▸ **DIRECTIVE 1**
According to the text passage, where was the Renaissance faire held?

▸ **TEXT PASSAGE**
════════════════════
This week starts the beginning of three months of adventuring for me… Which in itself is a huge milestone for me. Never thought this would be a reality that I am in. Yet… Here I am.
This week I would go to a little Renaissance faire down in Smithville Village, in Absecon NJ. This adventure would not be a solo adventure I would go with my brother, his wife, and his kids. There was a small amount of anxiety the day before about it. I am not really sure why. It was nothing serious, or even long lasting. Perhaps normal jitters. I guess I am not used to “normal” when it comes to this. So regular anxiety that we all have, no matter who we are, to someone like me, used to be a full blown thing. So I have not fully differentiated the two in my mind yet. It was short lived, and I am happy to report it did not impair me or limit me in any, shape, or form. Usually these thoughts would make me want to back out and cancel. But I did not let them consume me, or take over me, or cause me to run away.
════════════════════
▸ **EXCERPTED RECORDS**
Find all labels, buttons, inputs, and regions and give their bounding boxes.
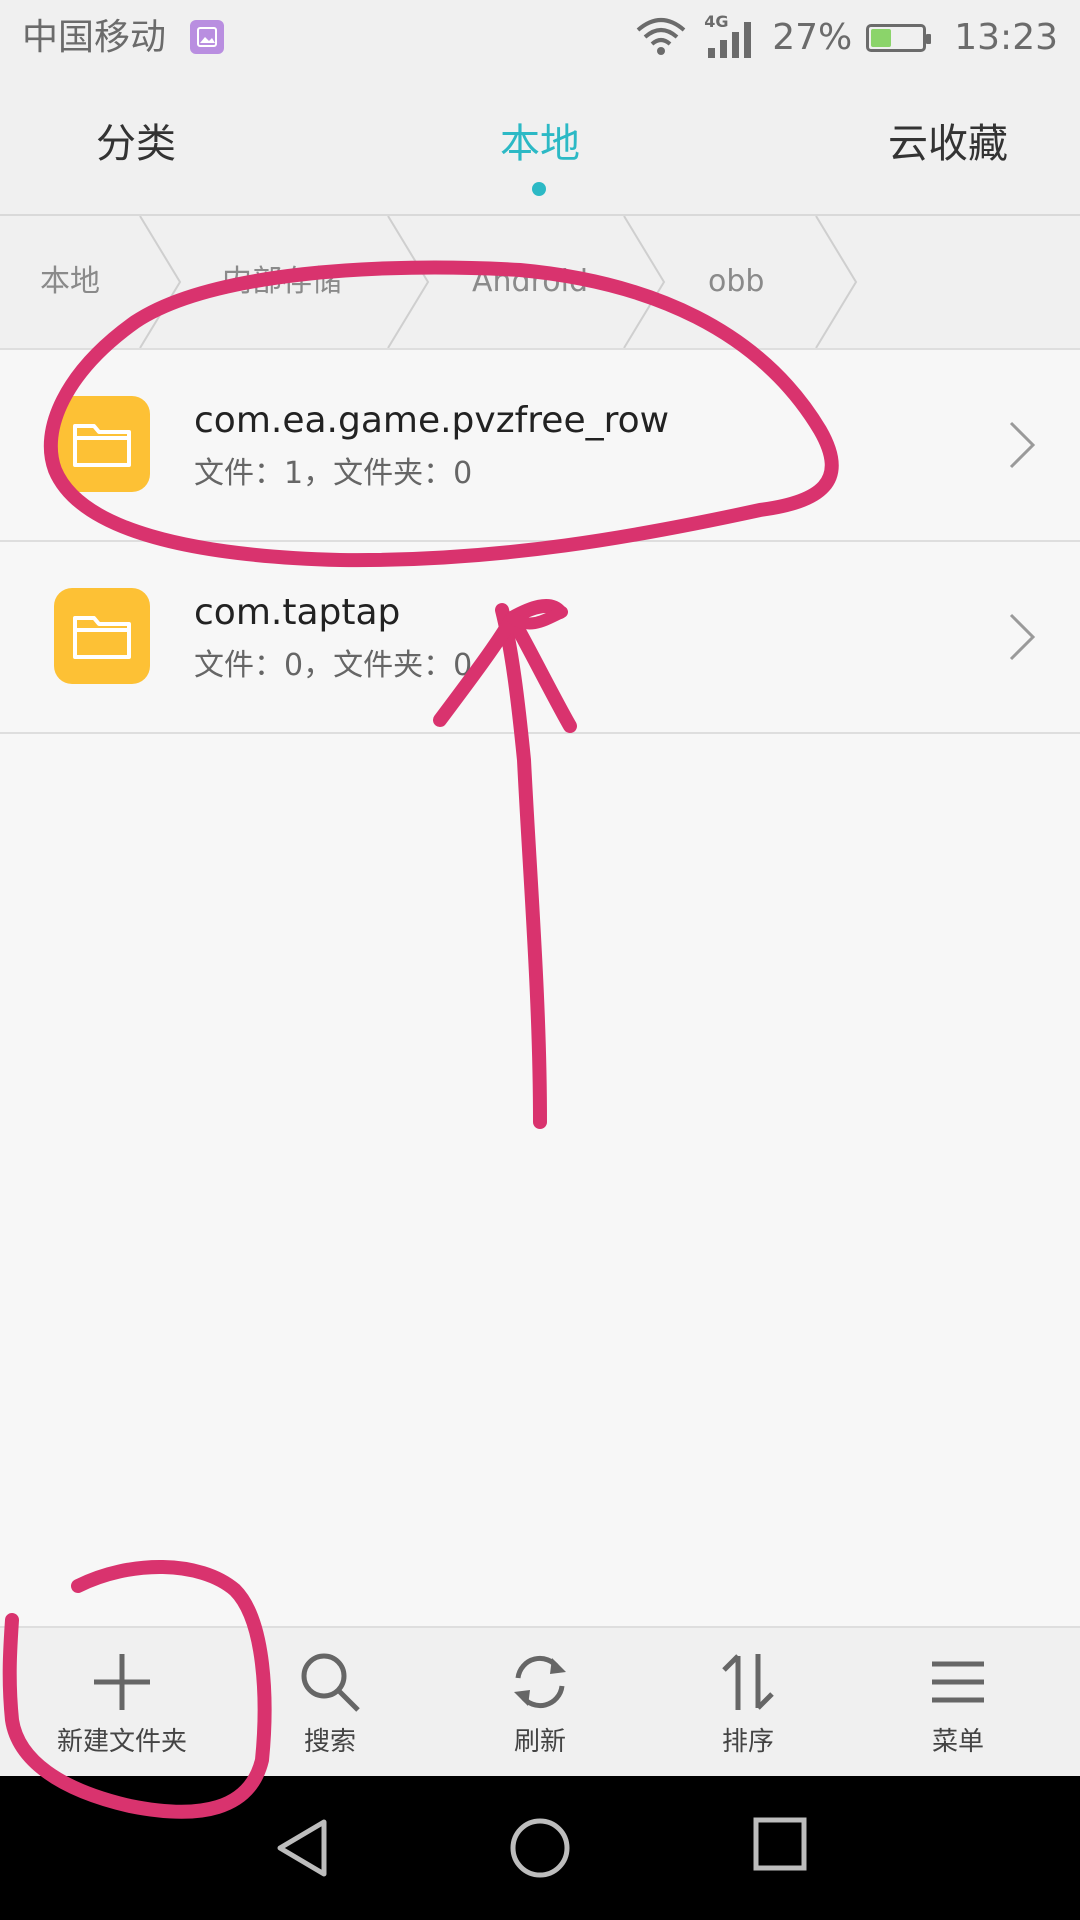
new-folder-label: 新建文件夹 — [56, 1727, 187, 1757]
breadcrumb-separator-icon — [623, 216, 666, 348]
recent-apps-icon[interactable] — [752, 1816, 808, 1872]
sort-icon — [722, 1654, 774, 1710]
file-name: com.taptap — [194, 592, 401, 633]
top-tabs: 分类 本地 云收藏 — [0, 76, 1080, 216]
wifi-icon — [634, 16, 688, 60]
cellular-signal-icon: 4G — [702, 12, 758, 60]
refresh-button[interactable]: 刷新 — [432, 1628, 648, 1778]
file-manager-screen: 中国移动 4G 27% 13:23 分类 本地 云收藏 本地 内部存储 Andr… — [0, 0, 1080, 1920]
plus-icon — [94, 1654, 150, 1710]
battery-icon — [866, 24, 932, 52]
breadcrumb-obb[interactable]: obb — [708, 262, 764, 302]
system-navigation-bar — [0, 1776, 1080, 1920]
file-list: com.ea.game.pvzfree_row 文件：1，文件夹：0 com.t… — [0, 350, 1080, 734]
back-icon[interactable] — [272, 1816, 332, 1880]
menu-label: 菜单 — [931, 1727, 984, 1757]
search-button[interactable]: 搜索 — [222, 1628, 438, 1778]
folder-icon — [54, 396, 150, 492]
tab-category[interactable]: 分类 — [96, 116, 176, 172]
file-name: com.ea.game.pvzfree_row — [194, 400, 670, 441]
battery-percent: 27% — [772, 17, 853, 58]
refresh-icon — [514, 1656, 566, 1708]
menu-icon — [932, 1661, 984, 1703]
tab-cloud-favorites[interactable]: 云收藏 — [888, 116, 1008, 172]
file-meta: 文件：0，文件夹：0 — [194, 648, 473, 683]
list-item[interactable]: com.taptap 文件：0，文件夹：0 — [0, 542, 1080, 734]
active-tab-indicator — [532, 182, 546, 196]
status-bar: 中国移动 4G 27% 13:23 — [0, 0, 1080, 76]
breadcrumb-separator-icon — [139, 216, 182, 348]
sort-button[interactable]: 排序 — [640, 1628, 856, 1778]
tab-local[interactable]: 本地 — [500, 116, 580, 172]
bottom-toolbar: 新建文件夹 搜索 刷新 排序 菜单 — [0, 1626, 1080, 1778]
chevron-right-icon — [1009, 421, 1036, 469]
list-item[interactable]: com.ea.game.pvzfree_row 文件：1，文件夹：0 — [0, 350, 1080, 542]
sort-label: 排序 — [721, 1727, 774, 1757]
clock: 13:23 — [954, 17, 1058, 58]
breadcrumb: 本地 内部存储 Android obb — [0, 216, 1080, 350]
search-label: 搜索 — [303, 1727, 356, 1757]
gallery-notification-icon — [190, 20, 224, 54]
refresh-label: 刷新 — [513, 1727, 566, 1757]
breadcrumb-internal-storage[interactable]: 内部存储 — [222, 262, 342, 302]
folder-icon — [54, 588, 150, 684]
search-icon — [301, 1653, 360, 1712]
menu-button[interactable]: 菜单 — [850, 1628, 1066, 1778]
new-folder-button[interactable]: 新建文件夹 — [14, 1628, 230, 1778]
breadcrumb-local[interactable]: 本地 — [40, 262, 100, 302]
breadcrumb-separator-icon — [387, 216, 430, 348]
chevron-right-icon — [1009, 613, 1036, 661]
home-icon[interactable] — [508, 1816, 572, 1880]
file-meta: 文件：1，文件夹：0 — [194, 456, 473, 491]
breadcrumb-separator-icon — [815, 216, 858, 348]
status-indicators: 4G 27% 13:23 — [634, 12, 1058, 62]
breadcrumb-android[interactable]: Android — [472, 262, 588, 302]
carrier-name: 中国移动 — [22, 17, 167, 58]
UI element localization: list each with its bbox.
════════════════════
▸ **DIRECTIVE 2**
Show every line of the rows above that contains the string "search".

▸ **TASK RESULT 1**
Smithville Village, in Absecon NJ.

▸ **TASK RESULT 2**
search-button[interactable]: 搜索 — [222, 1628, 438, 1778]
search-label: 搜索 — [303, 1727, 356, 1757]
search-icon — [301, 1653, 360, 1712]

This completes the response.